Soal Latihan A.
Tulis ulang entri dari baris yang memuat "injuries-bar: [317, 426, 385, 441]" sampai baris yang memuat "brand: statista: [367, 555, 452, 580]", dengan mengganti "injuries-bar" menjadi "wounded-bar" dan membiarkan bagian lainnya tetap sama.

Bacaan.
Selasa, Mei 13, 2014

MENJADI ANAK IDAMAN

Maz 127:1-5
Seperti anak-anak panah di tangan pahlawan, demikianlah anak-anak pada masa muda (ay 5)
('kisah ini' disadur utuh dari akun Fb Purnia Dewi) 
Setiap orang tua sangat perduli kepada anak-anaknya dan kebutuhannya. Bahkan sebelum anak-anak minta orang tua sudah mengerti kebutuhan mereka. Orang tua manakah yang tidask bahagia melihat anak-anaknya bahagia? Dan orang tua manakah yang tidak gelisah jika melihat anak-anaknya gagal dan sakit.  Namun banyak anak-anak tidak pernah memahami bahwa orang tua pun membutuhkan empati dan keperdulian anak-anaknya. Kisah dibawah ini dapat menjadi ganmbaran bagi kita untuk mengkaji ulang sikap kita kepada orang tua. (disadur utuh dari akun Fb Purnia Dewi) Seorang pemuda duduk di hadapan laptopnya. Login facebook.

Entri Hasil Ekstraksi.
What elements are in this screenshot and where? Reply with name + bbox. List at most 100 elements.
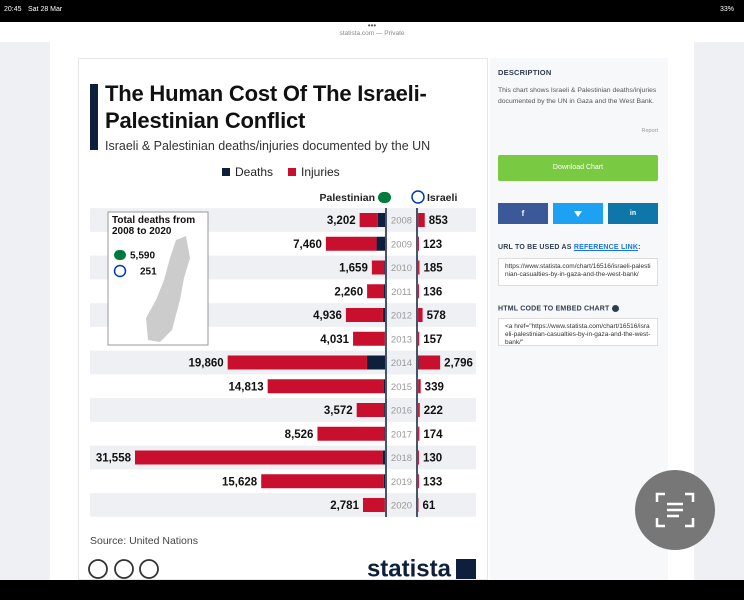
injuries-bar: [317, 426, 385, 441]
total-label: 853: [429, 215, 448, 227]
total-label: 2,781: [330, 500, 359, 512]
total-label: 3,572: [324, 405, 353, 417]
injuries-bar: [353, 331, 385, 346]
injuries-bar: [345, 308, 383, 322]
total-label: 31,558: [96, 453, 132, 465]
license-icon: [88, 559, 108, 579]
injuries-bar: [362, 498, 385, 512]
inset-title-wrap: Total deaths from 2008 to 2020: [112, 215, 196, 237]
deaths-bar: [418, 355, 419, 370]
injuries-bar: [267, 379, 384, 394]
injuries-bar: [135, 450, 383, 465]
injuries-bar: [418, 474, 420, 489]
embed-heading: HTML CODE TO EMBED CHART: [498, 305, 619, 312]
total-label: 578: [427, 310, 447, 322]
total-label: 123: [423, 239, 442, 251]
facebook-button[interactable]: f: [498, 203, 548, 224]
browser-bar: ••• statista.com — Private: [0, 22, 744, 42]
year-label: 2010: [391, 263, 412, 274]
israel-flag: [113, 264, 127, 278]
injuries-bar: [418, 355, 441, 370]
chart: Deaths Injuries Palestinian Israeli 2008 3,20…: [88, 84, 476, 580]
inset-value: 251: [140, 267, 157, 278]
year-label: 2012: [391, 311, 412, 322]
linkedin-button[interactable]: in: [608, 203, 658, 224]
year-label: 2018: [391, 453, 412, 464]
year-label: 2017: [391, 429, 412, 440]
year-label: 2011: [391, 287, 411, 298]
url-heading: URL TO BE USED AS REFERENCE LINK:: [498, 244, 641, 251]
brand: statista: [367, 555, 452, 580]
reference-link[interactable]: REFERENCE LINK: [573, 244, 639, 251]
total-label: 130: [423, 453, 442, 465]
source: Source: United Nations: [90, 535, 198, 547]
scan-icon: [655, 492, 695, 528]
year-label: 2016: [391, 406, 412, 417]
download-button[interactable]: Download Chart: [498, 155, 658, 181]
time: 20:45: [4, 6, 22, 13]
injuries-bar: [367, 284, 385, 299]
twitter-icon: [574, 211, 582, 217]
total-label: 8,526: [285, 429, 314, 441]
scan-button[interactable]: [635, 470, 715, 550]
report-link[interactable]: Report: [641, 128, 658, 134]
israel-flag: [411, 190, 425, 204]
side-header: Palestinian: [320, 192, 375, 204]
total-label: 19,860: [188, 358, 223, 370]
url[interactable]: statista.com — Private: [339, 30, 405, 37]
description: This chart shows Israeli & Palestinian d…: [498, 87, 657, 105]
deaths-bar: [383, 474, 385, 489]
legend-swatch: [222, 168, 230, 176]
injuries-bar: [418, 308, 423, 322]
deaths-bar: [384, 426, 385, 441]
injuries-bar: [227, 355, 367, 370]
legend-label: Deaths: [235, 165, 273, 179]
date: Sat 28 Mar: [28, 6, 63, 13]
description-heading: DESCRIPTION: [498, 68, 552, 77]
url-box[interactable]: https://www.statista.com/chart/16516/isr…: [498, 258, 658, 286]
bottom-bar: [0, 580, 744, 600]
total-label: 339: [425, 381, 444, 393]
embed-box[interactable]: <a href="https://www.statista.com/chart/…: [498, 318, 658, 346]
info-icon[interactable]: [611, 305, 619, 312]
injuries-bar: [359, 213, 378, 227]
deaths-bar: [376, 236, 385, 251]
total-label: 4,936: [313, 310, 342, 322]
injuries-bar: [356, 403, 385, 417]
side-header: Israeli: [427, 192, 457, 204]
total-label: 61: [422, 500, 435, 512]
twitter-button[interactable]: [553, 203, 603, 224]
injuries-bar: [325, 236, 377, 251]
injuries-bar: [418, 260, 420, 275]
injuries-bar: [418, 331, 420, 346]
injuries-bar: [371, 260, 385, 275]
embed-heading-text: HTML CODE TO EMBED CHART: [498, 305, 610, 313]
total-label: 1,659: [339, 263, 368, 275]
chart-title: The Human Cost Of The Israeli-Palestinia…: [105, 81, 427, 133]
total-label: 185: [423, 263, 443, 275]
legend-label: Injuries: [301, 165, 340, 179]
injuries-bar: [418, 379, 421, 394]
brand-mark: [456, 559, 476, 579]
deaths-bar: [384, 260, 385, 275]
palestine-flag: [114, 250, 126, 260]
deaths-bar: [384, 403, 385, 417]
year-label: 2015: [391, 382, 412, 393]
license-icon: [139, 559, 159, 579]
total-label: 4,031: [320, 334, 349, 346]
legend-swatch: [288, 168, 296, 176]
year-label: 2014: [391, 358, 412, 369]
deaths-bar: [366, 355, 385, 370]
injuries-bar: [261, 474, 384, 489]
total-label: 136: [423, 286, 442, 298]
map-shape: [146, 236, 190, 342]
total-label: 14,813: [228, 381, 263, 393]
total-label: 7,460: [293, 239, 322, 251]
deaths-bar: [383, 379, 385, 394]
injuries-bar: [418, 213, 425, 227]
inset-title: Total deaths from 2008 to 2020: [112, 215, 196, 237]
total-label: 222: [424, 405, 443, 417]
total-label: 133: [423, 476, 442, 488]
status-bar: 20:45 Sat 28 Mar 33%: [0, 0, 744, 22]
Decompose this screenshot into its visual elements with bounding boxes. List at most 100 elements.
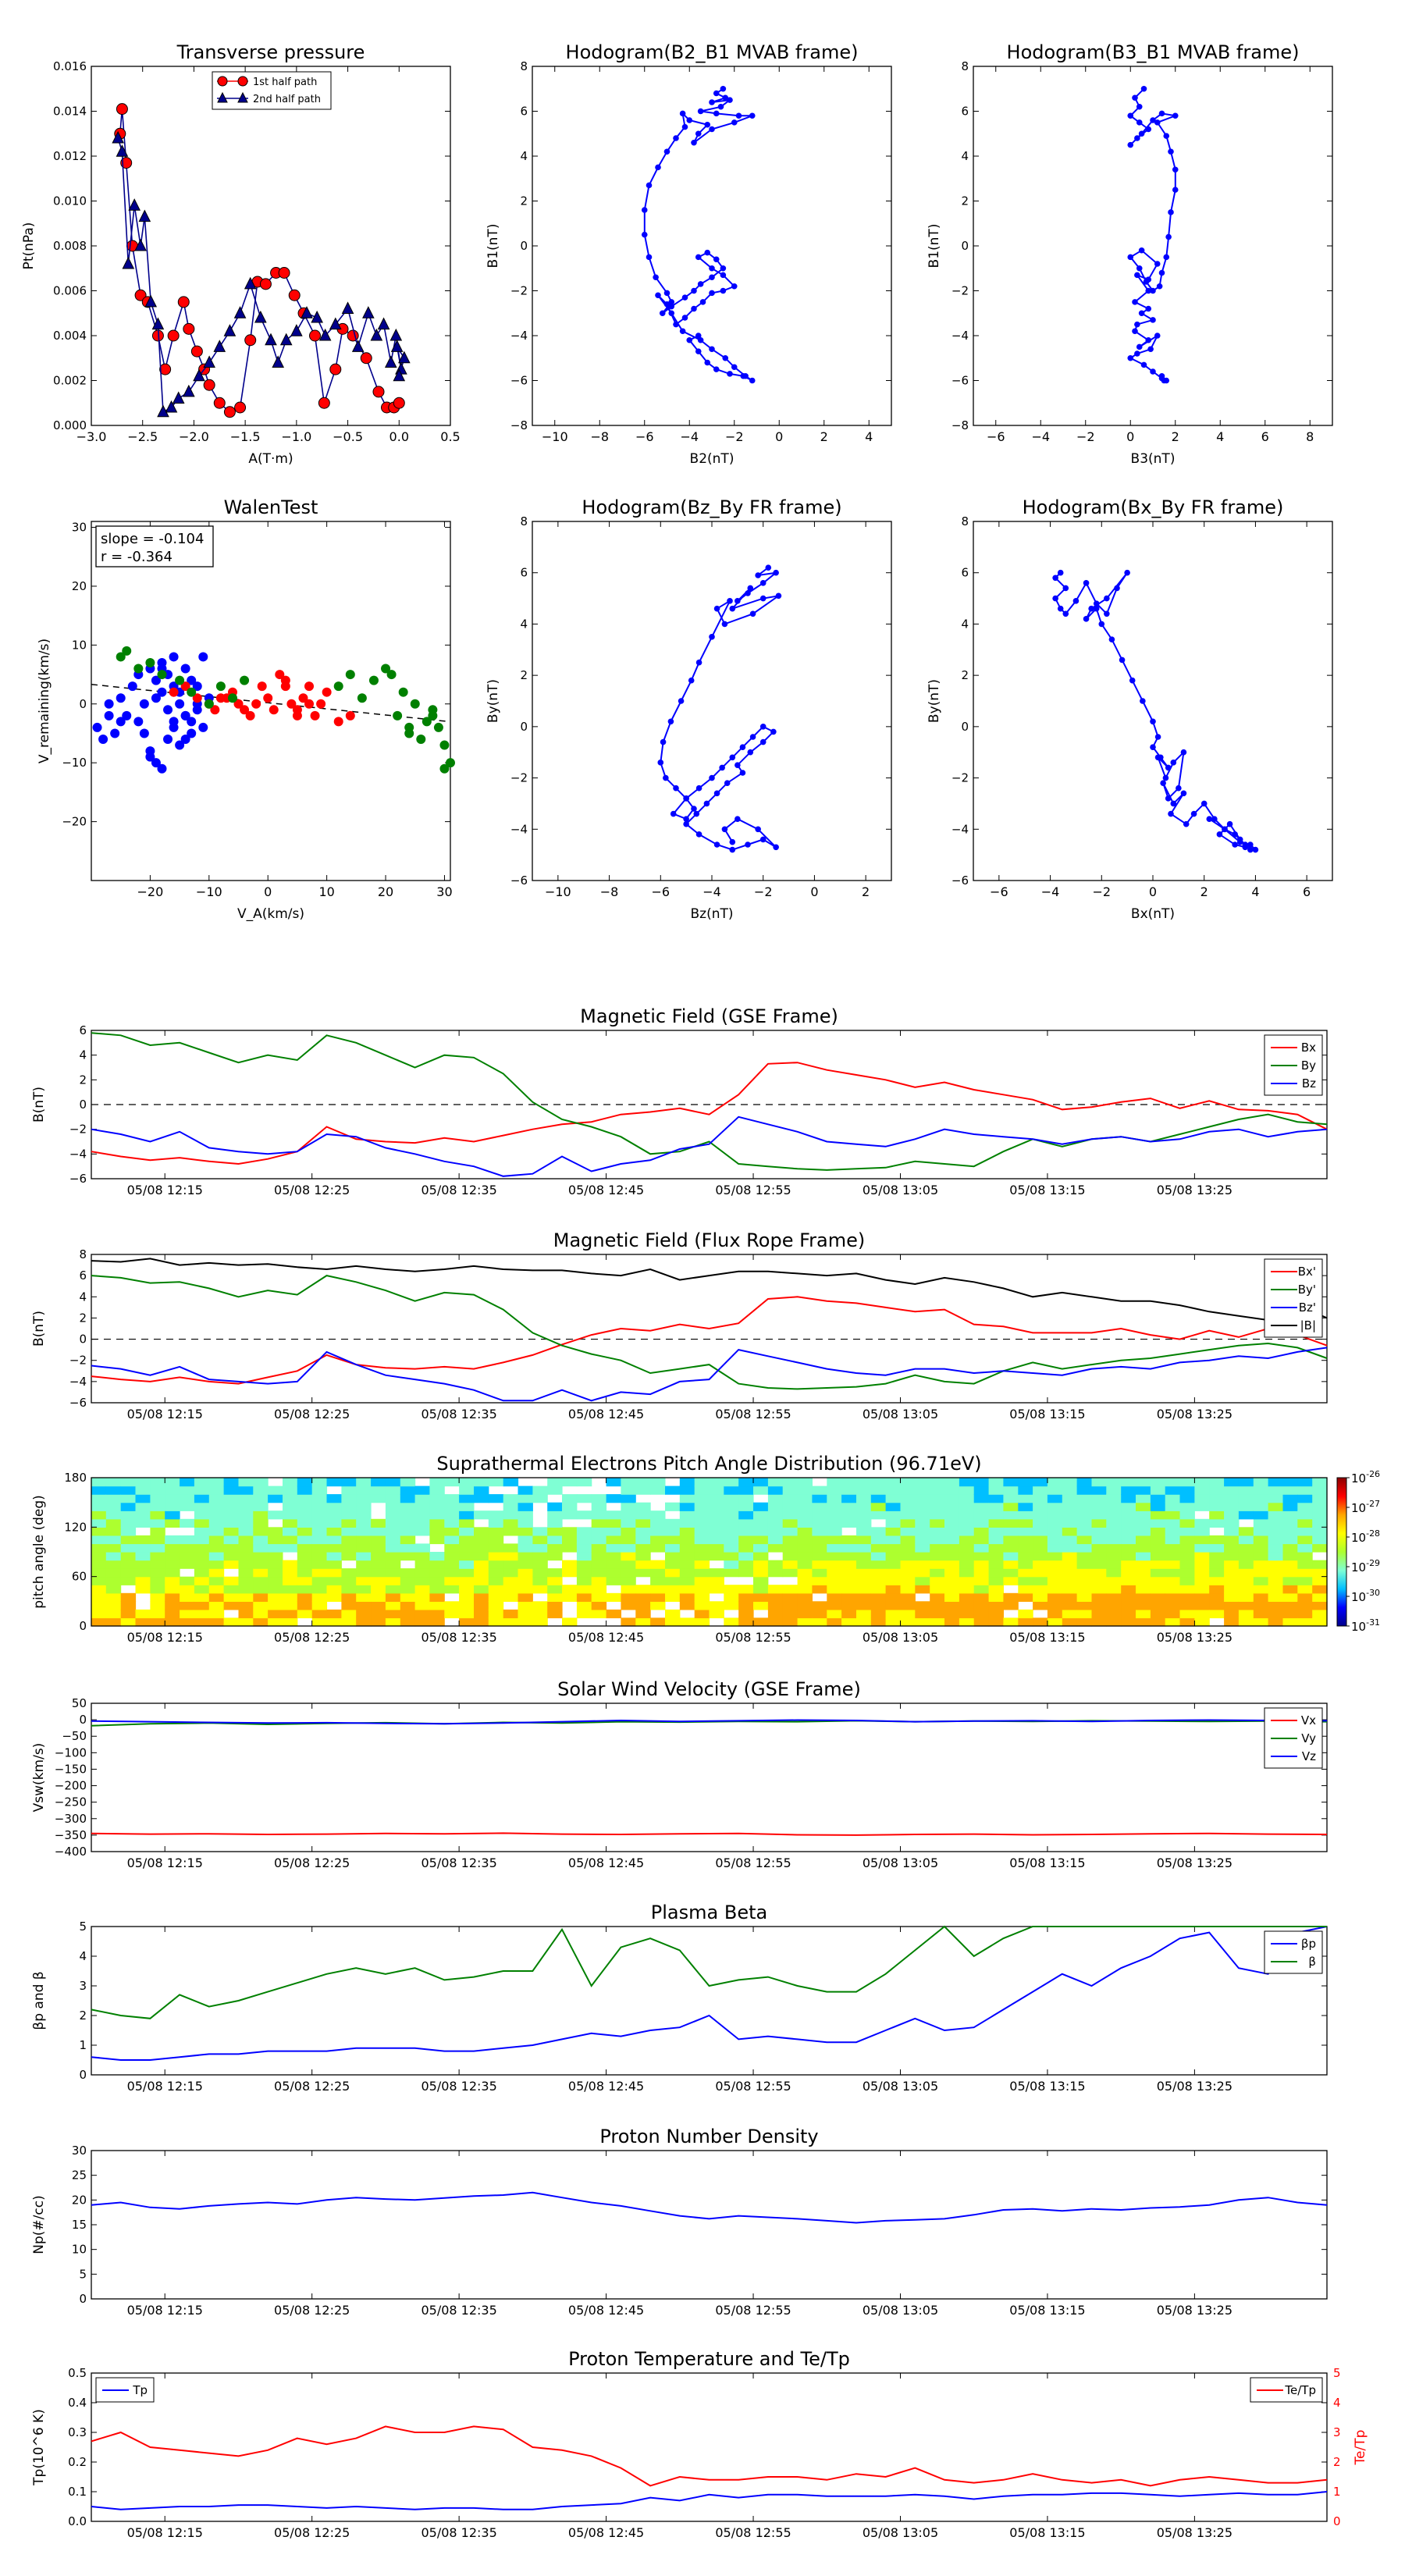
heatmap-cell bbox=[474, 1617, 489, 1627]
heatmap-cell bbox=[812, 1543, 827, 1553]
data-point bbox=[439, 740, 450, 750]
data-point bbox=[755, 826, 761, 833]
data-point bbox=[393, 710, 403, 720]
data-point bbox=[745, 841, 751, 848]
heatmap-cell bbox=[812, 1609, 827, 1619]
heatmap-cell bbox=[915, 1543, 930, 1553]
heatmap-cell bbox=[959, 1601, 975, 1610]
heatmap-cell bbox=[356, 1560, 372, 1569]
heatmap-cell bbox=[679, 1576, 695, 1585]
heatmap-cell bbox=[400, 1535, 416, 1545]
data-point bbox=[709, 126, 715, 133]
heatmap-cell bbox=[738, 1543, 754, 1553]
heatmap-cell bbox=[767, 1601, 784, 1610]
data-point bbox=[1132, 299, 1138, 305]
heatmap-cell bbox=[429, 1502, 445, 1511]
heatmap-cell bbox=[900, 1502, 916, 1511]
data-point bbox=[720, 265, 727, 272]
heatmap-cell bbox=[429, 1478, 445, 1487]
heatmap-cell bbox=[488, 1609, 504, 1619]
legend-label: Bx bbox=[1301, 1041, 1316, 1055]
heatmap-cell bbox=[400, 1543, 416, 1553]
heatmap-cell bbox=[385, 1510, 401, 1520]
heatmap-cell bbox=[1179, 1543, 1195, 1553]
heatmap-cell bbox=[885, 1601, 901, 1610]
data-point bbox=[749, 610, 756, 617]
heatmap-cell bbox=[1297, 1478, 1313, 1487]
heatmap-cell bbox=[1121, 1560, 1136, 1569]
heatmap-cell bbox=[488, 1568, 504, 1578]
heatmap-cell bbox=[591, 1510, 607, 1520]
heatmap-cell bbox=[253, 1535, 269, 1545]
data-point bbox=[713, 841, 720, 848]
heatmap-cell bbox=[635, 1601, 651, 1610]
legend-label: Bx' bbox=[1298, 1265, 1316, 1279]
heatmap-cell bbox=[150, 1568, 165, 1578]
heatmap-cell bbox=[518, 1609, 533, 1619]
legend-label: βp bbox=[1301, 1937, 1316, 1951]
x-tick-label: −3.0 bbox=[76, 429, 107, 444]
data-point bbox=[1158, 372, 1165, 379]
data-point bbox=[138, 209, 151, 222]
y-tick-label: 30 bbox=[72, 2144, 87, 2158]
heatmap-cell bbox=[915, 1560, 930, 1569]
series-line-|B| bbox=[91, 1258, 1328, 1322]
heatmap-cell bbox=[1238, 1592, 1254, 1602]
heatmap-cell bbox=[973, 1576, 990, 1585]
heatmap-cell bbox=[1179, 1478, 1195, 1487]
data-point bbox=[180, 664, 190, 674]
heatmap-cell bbox=[165, 1576, 180, 1585]
heatmap-cell bbox=[135, 1543, 151, 1553]
heatmap-cell bbox=[1106, 1527, 1122, 1536]
heatmap-cell bbox=[474, 1568, 489, 1578]
heatmap-cell bbox=[753, 1535, 769, 1545]
legend-label: 2nd half path bbox=[253, 94, 321, 105]
heatmap-cell bbox=[459, 1617, 475, 1627]
data-point bbox=[112, 130, 124, 144]
heatmap-cell bbox=[400, 1576, 416, 1585]
heatmap-cell bbox=[973, 1585, 990, 1594]
x-tick-label: −6 bbox=[987, 429, 1005, 444]
heatmap-cell bbox=[694, 1535, 710, 1545]
heatmap-cell bbox=[1297, 1568, 1313, 1578]
chart-bfr: Magnetic Field (Flux Rope Frame)−6−4−202… bbox=[31, 1229, 1328, 1421]
data-point bbox=[759, 836, 767, 843]
heatmap-cell bbox=[135, 1502, 151, 1511]
heatmap-cell bbox=[841, 1485, 857, 1495]
data-point bbox=[269, 705, 279, 715]
data-point bbox=[175, 740, 185, 750]
hodogram-path bbox=[1054, 571, 1258, 852]
heatmap-cell bbox=[268, 1510, 283, 1520]
chart-tp: Proton Temperature and Te/Tp0.00.10.20.3… bbox=[31, 2348, 1368, 2540]
data-point bbox=[653, 274, 659, 281]
heatmap-cell bbox=[429, 1494, 445, 1503]
heatmap-cell bbox=[900, 1576, 916, 1585]
chart-title: Magnetic Field (GSE Frame) bbox=[580, 1005, 838, 1027]
y2-tick-label: 5 bbox=[1333, 2366, 1341, 2380]
heatmap-cell bbox=[532, 1601, 548, 1610]
heatmap-cell bbox=[827, 1576, 842, 1585]
heatmap-cell bbox=[782, 1543, 799, 1553]
heatmap-cell bbox=[326, 1518, 342, 1528]
data-point bbox=[1136, 119, 1143, 126]
heatmap-cell bbox=[180, 1617, 195, 1627]
heatmap-cell bbox=[1003, 1527, 1019, 1536]
heatmap-cell bbox=[724, 1478, 739, 1487]
data-point bbox=[735, 816, 741, 822]
heatmap-cell bbox=[1312, 1485, 1328, 1495]
heatmap-cell bbox=[1076, 1510, 1092, 1520]
heatmap-cell bbox=[105, 1494, 122, 1503]
heatmap-cell bbox=[1091, 1502, 1107, 1511]
heatmap-cell bbox=[959, 1502, 975, 1511]
heatmap-cell bbox=[1136, 1543, 1151, 1553]
heatmap-cell bbox=[1091, 1585, 1107, 1594]
x-tick-label: 05/08 12:55 bbox=[715, 2525, 791, 2540]
x-tick-label: −10 bbox=[196, 884, 222, 899]
data-point bbox=[681, 294, 688, 301]
heatmap-cell bbox=[1268, 1485, 1283, 1495]
heatmap-cell bbox=[767, 1502, 784, 1511]
heatmap-cell bbox=[709, 1518, 724, 1528]
heatmap-cell bbox=[1224, 1568, 1240, 1578]
heatmap-cell bbox=[1136, 1576, 1151, 1585]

Soal Latihan B.
Tolong salin bagian renungan dari "Selasa, Mei 13, 2014" sampai "laptopnya. Login facebook." tanpa perubahan apa pun.

Jawaban A.
wounded-bar: [317, 426, 385, 441]
total-label: 853: [429, 215, 448, 227]
total-label: 2,781: [330, 500, 359, 512]
total-label: 3,572: [324, 405, 353, 417]
wounded-bar: [353, 331, 385, 346]
wounded-bar: [345, 308, 383, 322]
total-label: 31,558: [96, 453, 132, 465]
license-icon: [88, 559, 108, 579]
wounded-bar: [362, 498, 385, 512]
inset-title-wrap: Total deaths from 2008 to 2020: [112, 215, 196, 237]
deaths-bar: [418, 355, 419, 370]
wounded-bar: [267, 379, 384, 394]
wounded-bar: [135, 450, 383, 465]
wounded-bar: [418, 474, 420, 489]
embed-heading: HTML CODE TO EMBED CHART: [498, 305, 619, 312]
total-label: 578: [427, 310, 447, 322]
total-label: 123: [423, 239, 442, 251]
facebook-button[interactable]: f: [498, 203, 548, 224]
browser-bar: ••• statista.com — Private: [0, 22, 744, 42]
year-label: 2010: [391, 263, 412, 274]
israel-flag: [113, 264, 127, 278]
wounded-bar: [418, 355, 441, 370]
chart: Deaths Injuries Palestinian Israeli 2008 3,20…: [88, 84, 476, 580]
inset-value: 251: [140, 267, 157, 278]
year-label: 2012: [391, 311, 412, 322]
linkedin-button[interactable]: in: [608, 203, 658, 224]
year-label: 2018: [391, 453, 412, 464]
year-label: 2017: [391, 429, 412, 440]
year-label: 2011: [391, 287, 411, 298]
url-heading: URL TO BE USED AS REFERENCE LINK:: [498, 244, 641, 251]
brand: statista: [367, 555, 452, 580]

Jawaban B.
Selasa, Mei 13, 2014

MENJADI ANAK IDAMAN

Maz 127:1-5
Seperti anak-anak panah di tangan pahlawan, demikianlah anak-anak pada masa muda (ay 5)
('kisah ini' disadur utuh dari akun Fb Purnia Dewi) 
Setiap orang tua sangat perduli kepada anak-anaknya dan kebutuhannya. Bahkan sebelum anak-anak minta orang tua sudah mengerti kebutuhan mereka. Orang tua manakah yang tidask bahagia melihat anak-anaknya bahagia? Dan orang tua manakah yang tidak gelisah jika melihat anak-anaknya gagal dan sakit.  Namun banyak anak-anak tidak pernah memahami bahwa orang tua pun membutuhkan empati dan keperdulian anak-anaknya. Kisah dibawah ini dapat menjadi ganmbaran bagi kita untuk mengkaji ulang sikap kita kepada orang tua. (disadur utuh dari akun Fb Purnia Dewi) Seorang pemuda duduk di hadapan laptopnya. Login facebook.